◆ WHAT NEEDS TO BE DONE
Copy out each line below exactly as it appears.

◆ DATA TO USE
........
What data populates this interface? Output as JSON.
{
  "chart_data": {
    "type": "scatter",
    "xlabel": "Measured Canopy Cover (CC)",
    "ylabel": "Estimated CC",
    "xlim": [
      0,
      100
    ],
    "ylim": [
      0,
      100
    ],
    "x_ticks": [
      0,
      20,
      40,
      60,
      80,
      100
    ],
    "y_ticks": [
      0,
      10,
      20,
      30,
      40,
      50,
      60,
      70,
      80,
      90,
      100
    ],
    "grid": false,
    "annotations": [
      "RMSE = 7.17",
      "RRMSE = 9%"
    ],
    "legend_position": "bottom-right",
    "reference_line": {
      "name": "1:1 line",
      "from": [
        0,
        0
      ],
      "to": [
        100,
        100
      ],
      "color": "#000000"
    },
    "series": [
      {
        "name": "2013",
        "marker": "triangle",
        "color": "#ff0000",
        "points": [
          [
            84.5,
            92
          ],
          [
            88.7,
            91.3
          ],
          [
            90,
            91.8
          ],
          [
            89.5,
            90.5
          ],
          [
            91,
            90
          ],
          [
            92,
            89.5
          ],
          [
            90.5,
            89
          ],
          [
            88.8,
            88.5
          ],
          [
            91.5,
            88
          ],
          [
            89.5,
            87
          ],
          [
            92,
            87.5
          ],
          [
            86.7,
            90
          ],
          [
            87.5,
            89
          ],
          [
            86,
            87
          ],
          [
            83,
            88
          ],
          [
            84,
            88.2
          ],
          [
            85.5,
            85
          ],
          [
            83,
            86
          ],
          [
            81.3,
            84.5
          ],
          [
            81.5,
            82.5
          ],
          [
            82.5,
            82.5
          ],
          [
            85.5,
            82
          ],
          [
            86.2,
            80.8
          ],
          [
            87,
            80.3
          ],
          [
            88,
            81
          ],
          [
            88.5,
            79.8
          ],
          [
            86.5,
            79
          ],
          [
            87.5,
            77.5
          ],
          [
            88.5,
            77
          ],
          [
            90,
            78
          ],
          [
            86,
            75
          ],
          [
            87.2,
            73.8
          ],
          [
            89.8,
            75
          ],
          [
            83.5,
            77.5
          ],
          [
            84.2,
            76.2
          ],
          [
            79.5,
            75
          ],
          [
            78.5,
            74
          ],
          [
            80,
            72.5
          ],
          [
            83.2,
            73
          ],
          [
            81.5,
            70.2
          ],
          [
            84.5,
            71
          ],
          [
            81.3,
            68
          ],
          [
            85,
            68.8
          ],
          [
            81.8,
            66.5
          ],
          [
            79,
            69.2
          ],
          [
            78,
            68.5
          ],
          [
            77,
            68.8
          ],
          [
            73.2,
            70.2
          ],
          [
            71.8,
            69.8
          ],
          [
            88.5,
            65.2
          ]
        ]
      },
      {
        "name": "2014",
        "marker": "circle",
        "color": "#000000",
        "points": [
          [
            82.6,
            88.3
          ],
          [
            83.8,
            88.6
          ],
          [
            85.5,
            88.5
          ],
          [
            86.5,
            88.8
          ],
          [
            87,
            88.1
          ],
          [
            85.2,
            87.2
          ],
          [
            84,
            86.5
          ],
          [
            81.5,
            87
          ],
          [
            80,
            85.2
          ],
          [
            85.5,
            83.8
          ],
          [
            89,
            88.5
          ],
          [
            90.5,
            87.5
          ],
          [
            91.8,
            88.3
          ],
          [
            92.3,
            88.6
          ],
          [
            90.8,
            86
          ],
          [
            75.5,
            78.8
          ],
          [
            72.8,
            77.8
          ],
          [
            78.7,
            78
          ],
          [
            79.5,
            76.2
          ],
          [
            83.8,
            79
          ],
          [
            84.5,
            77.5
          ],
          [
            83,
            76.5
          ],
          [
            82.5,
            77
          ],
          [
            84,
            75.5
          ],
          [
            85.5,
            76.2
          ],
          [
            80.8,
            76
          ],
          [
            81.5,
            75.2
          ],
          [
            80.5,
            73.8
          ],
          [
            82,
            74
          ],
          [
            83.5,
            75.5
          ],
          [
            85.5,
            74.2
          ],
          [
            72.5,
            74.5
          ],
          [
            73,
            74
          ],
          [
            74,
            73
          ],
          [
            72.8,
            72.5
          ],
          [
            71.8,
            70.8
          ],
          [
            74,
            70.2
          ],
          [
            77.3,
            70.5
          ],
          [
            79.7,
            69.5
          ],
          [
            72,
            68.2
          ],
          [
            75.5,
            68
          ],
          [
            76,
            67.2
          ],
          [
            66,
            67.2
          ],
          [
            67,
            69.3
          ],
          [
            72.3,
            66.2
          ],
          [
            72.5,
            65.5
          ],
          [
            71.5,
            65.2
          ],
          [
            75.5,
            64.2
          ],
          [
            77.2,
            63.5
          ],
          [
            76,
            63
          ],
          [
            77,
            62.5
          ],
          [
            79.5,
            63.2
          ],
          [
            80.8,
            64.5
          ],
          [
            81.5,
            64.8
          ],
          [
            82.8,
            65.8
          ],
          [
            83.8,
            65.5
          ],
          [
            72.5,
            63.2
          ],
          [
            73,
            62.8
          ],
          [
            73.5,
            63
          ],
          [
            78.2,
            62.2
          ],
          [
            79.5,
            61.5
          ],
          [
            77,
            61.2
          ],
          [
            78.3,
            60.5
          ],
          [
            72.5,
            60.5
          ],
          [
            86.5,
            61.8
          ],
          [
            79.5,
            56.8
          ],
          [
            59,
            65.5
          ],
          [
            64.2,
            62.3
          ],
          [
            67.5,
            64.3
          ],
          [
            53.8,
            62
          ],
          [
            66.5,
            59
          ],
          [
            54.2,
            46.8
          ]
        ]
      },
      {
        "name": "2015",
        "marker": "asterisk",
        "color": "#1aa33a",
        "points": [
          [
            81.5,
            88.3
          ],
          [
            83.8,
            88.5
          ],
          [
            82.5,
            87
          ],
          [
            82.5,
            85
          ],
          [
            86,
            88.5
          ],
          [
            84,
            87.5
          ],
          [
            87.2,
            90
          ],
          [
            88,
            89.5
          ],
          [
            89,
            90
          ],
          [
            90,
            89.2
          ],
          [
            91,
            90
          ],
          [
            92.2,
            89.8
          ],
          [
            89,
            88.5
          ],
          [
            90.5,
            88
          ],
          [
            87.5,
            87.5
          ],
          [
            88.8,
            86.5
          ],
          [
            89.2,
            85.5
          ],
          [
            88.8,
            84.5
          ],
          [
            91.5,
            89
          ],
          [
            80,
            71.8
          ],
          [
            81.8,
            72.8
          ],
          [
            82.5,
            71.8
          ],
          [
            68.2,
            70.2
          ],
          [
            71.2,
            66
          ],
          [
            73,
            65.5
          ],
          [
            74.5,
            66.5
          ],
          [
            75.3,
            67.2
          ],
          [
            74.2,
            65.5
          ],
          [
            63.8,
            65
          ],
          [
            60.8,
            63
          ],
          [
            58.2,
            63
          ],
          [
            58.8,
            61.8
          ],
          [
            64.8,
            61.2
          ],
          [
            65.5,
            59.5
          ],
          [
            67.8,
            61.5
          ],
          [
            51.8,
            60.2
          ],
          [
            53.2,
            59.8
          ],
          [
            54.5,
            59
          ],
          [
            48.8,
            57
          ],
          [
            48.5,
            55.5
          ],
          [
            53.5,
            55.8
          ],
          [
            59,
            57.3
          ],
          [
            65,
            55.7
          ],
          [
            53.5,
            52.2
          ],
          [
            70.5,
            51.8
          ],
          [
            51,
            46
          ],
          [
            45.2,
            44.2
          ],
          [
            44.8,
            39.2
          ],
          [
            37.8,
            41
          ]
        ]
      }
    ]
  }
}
........
◆ TASK SOLUTION
What data populates this interface? Output as JSON.
{
  "chart_data": {
    "type": "scatter",
    "xlabel": "Measured Canopy Cover (CC)",
    "ylabel": "Estimated CC",
    "xlim": [
      0,
      100
    ],
    "ylim": [
      0,
      100
    ],
    "x_ticks": [
      0,
      20,
      40,
      60,
      80,
      100
    ],
    "y_ticks": [
      0,
      10,
      20,
      30,
      40,
      50,
      60,
      70,
      80,
      90,
      100
    ],
    "grid": false,
    "annotations": [
      "RMSE = 7.17",
      "RRMSE = 9%"
    ],
    "legend_position": "bottom-right",
    "reference_line": {
      "name": "1:1 line",
      "from": [
        0,
        0
      ],
      "to": [
        100,
        100
      ],
      "color": "#000000"
    },
    "series": [
      {
        "name": "2013",
        "marker": "triangle",
        "color": "#ff0000",
        "points": [
          [
            84.5,
            92
          ],
          [
            88.7,
            91.3
          ],
          [
            90,
            91.8
          ],
          [
            89.5,
            90.5
          ],
          [
            91,
            90
          ],
          [
            92,
            89.5
          ],
          [
            90.5,
            89
          ],
          [
            88.8,
            88.5
          ],
          [
            91.5,
            88
          ],
          [
            89.5,
            87
          ],
          [
            92,
            87.5
          ],
          [
            86.7,
            90
          ],
          [
            87.5,
            89
          ],
          [
            86,
            87
          ],
          [
            83,
            88
          ],
          [
            84,
            88.2
          ],
          [
            85.5,
            85
          ],
          [
            83,
            86
          ],
          [
            81.3,
            84.5
          ],
          [
            81.5,
            82.5
          ],
          [
            82.5,
            82.5
          ],
          [
            85.5,
            82
          ],
          [
            86.2,
            80.8
          ],
          [
            87,
            80.3
          ],
          [
            88,
            81
          ],
          [
            88.5,
            79.8
          ],
          [
            86.5,
            79
          ],
          [
            87.5,
            77.5
          ],
          [
            88.5,
            77
          ],
          [
            90,
            78
          ],
          [
            86,
            75
          ],
          [
            87.2,
            73.8
          ],
          [
            89.8,
            75
          ],
          [
            83.5,
            77.5
          ],
          [
            84.2,
            76.2
          ],
          [
            79.5,
            75
          ],
          [
            78.5,
            74
          ],
          [
            80,
            72.5
          ],
          [
            83.2,
            73
          ],
          [
            81.5,
            70.2
          ],
          [
            84.5,
            71
          ],
          [
            81.3,
            68
          ],
          [
            85,
            68.8
          ],
          [
            81.8,
            66.5
          ],
          [
            79,
            69.2
          ],
          [
            78,
            68.5
          ],
          [
            77,
            68.8
          ],
          [
            73.2,
            70.2
          ],
          [
            71.8,
            69.8
          ],
          [
            88.5,
            65.2
          ]
        ]
      },
      {
        "name": "2014",
        "marker": "circle",
        "color": "#000000",
        "points": [
          [
            82.6,
            88.3
          ],
          [
            83.8,
            88.6
          ],
          [
            85.5,
            88.5
          ],
          [
            86.5,
            88.8
          ],
          [
            87,
            88.1
          ],
          [
            85.2,
            87.2
          ],
          [
            84,
            86.5
          ],
          [
            81.5,
            87
          ],
          [
            80,
            85.2
          ],
          [
            85.5,
            83.8
          ],
          [
            89,
            88.5
          ],
          [
            90.5,
            87.5
          ],
          [
            91.8,
            88.3
          ],
          [
            92.3,
            88.6
          ],
          [
            90.8,
            86
          ],
          [
            75.5,
            78.8
          ],
          [
            72.8,
            77.8
          ],
          [
            78.7,
            78
          ],
          [
            79.5,
            76.2
          ],
          [
            83.8,
            79
          ],
          [
            84.5,
            77.5
          ],
          [
            83,
            76.5
          ],
          [
            82.5,
            77
          ],
          [
            84,
            75.5
          ],
          [
            85.5,
            76.2
          ],
          [
            80.8,
            76
          ],
          [
            81.5,
            75.2
          ],
          [
            80.5,
            73.8
          ],
          [
            82,
            74
          ],
          [
            83.5,
            75.5
          ],
          [
            85.5,
            74.2
          ],
          [
            72.5,
            74.5
          ],
          [
            73,
            74
          ],
          [
            74,
            73
          ],
          [
            72.8,
            72.5
          ],
          [
            71.8,
            70.8
          ],
          [
            74,
            70.2
          ],
          [
            77.3,
            70.5
          ],
          [
            79.7,
            69.5
          ],
          [
            72,
            68.2
          ],
          [
            75.5,
            68
          ],
          [
            76,
            67.2
          ],
          [
            66,
            67.2
          ],
          [
            67,
            69.3
          ],
          [
            72.3,
            66.2
          ],
          [
            72.5,
            65.5
          ],
          [
            71.5,
            65.2
          ],
          [
            75.5,
            64.2
          ],
          [
            77.2,
            63.5
          ],
          [
            76,
            63
          ],
          [
            77,
            62.5
          ],
          [
            79.5,
            63.2
          ],
          [
            80.8,
            64.5
          ],
          [
            81.5,
            64.8
          ],
          [
            82.8,
            65.8
          ],
          [
            83.8,
            65.5
          ],
          [
            72.5,
            63.2
          ],
          [
            73,
            62.8
          ],
          [
            73.5,
            63
          ],
          [
            78.2,
            62.2
          ],
          [
            79.5,
            61.5
          ],
          [
            77,
            61.2
          ],
          [
            78.3,
            60.5
          ],
          [
            72.5,
            60.5
          ],
          [
            86.5,
            61.8
          ],
          [
            79.5,
            56.8
          ],
          [
            59,
            65.5
          ],
          [
            64.2,
            62.3
          ],
          [
            67.5,
            64.3
          ],
          [
            53.8,
            62
          ],
          [
            66.5,
            59
          ],
          [
            54.2,
            46.8
          ]
        ]
      },
      {
        "name": "2015",
        "marker": "asterisk",
        "color": "#1aa33a",
        "points": [
          [
            81.5,
            88.3
          ],
          [
            83.8,
            88.5
          ],
          [
            82.5,
            87
          ],
          [
            82.5,
            85
          ],
          [
            86,
            88.5
          ],
          [
            84,
            87.5
          ],
          [
            87.2,
            90
          ],
          [
            88,
            89.5
          ],
          [
            89,
            90
          ],
          [
            90,
            89.2
          ],
          [
            91,
            90
          ],
          [
            92.2,
            89.8
          ],
          [
            89,
            88.5
          ],
          [
            90.5,
            88
          ],
          [
            87.5,
            87.5
          ],
          [
            88.8,
            86.5
          ],
          [
            89.2,
            85.5
          ],
          [
            88.8,
            84.5
          ],
          [
            91.5,
            89
          ],
          [
            80,
            71.8
          ],
          [
            81.8,
            72.8
          ],
          [
            82.5,
            71.8
          ],
          [
            68.2,
            70.2
          ],
          [
            71.2,
            66
          ],
          [
            73,
            65.5
          ],
          [
            74.5,
            66.5
          ],
          [
            75.3,
            67.2
          ],
          [
            74.2,
            65.5
          ],
          [
            63.8,
            65
          ],
          [
            60.8,
            63
          ],
          [
            58.2,
            63
          ],
          [
            58.8,
            61.8
          ],
          [
            64.8,
            61.2
          ],
          [
            65.5,
            59.5
          ],
          [
            67.8,
            61.5
          ],
          [
            51.8,
            60.2
          ],
          [
            53.2,
            59.8
          ],
          [
            54.5,
            59
          ],
          [
            48.8,
            57
          ],
          [
            48.5,
            55.5
          ],
          [
            53.5,
            55.8
          ],
          [
            59,
            57.3
          ],
          [
            65,
            55.7
          ],
          [
            53.5,
            52.2
          ],
          [
            70.5,
            51.8
          ],
          [
            51,
            46
          ],
          [
            45.2,
            44.2
          ],
          [
            44.8,
            39.2
          ],
          [
            37.8,
            41
          ]
        ]
      }
    ]
  }
}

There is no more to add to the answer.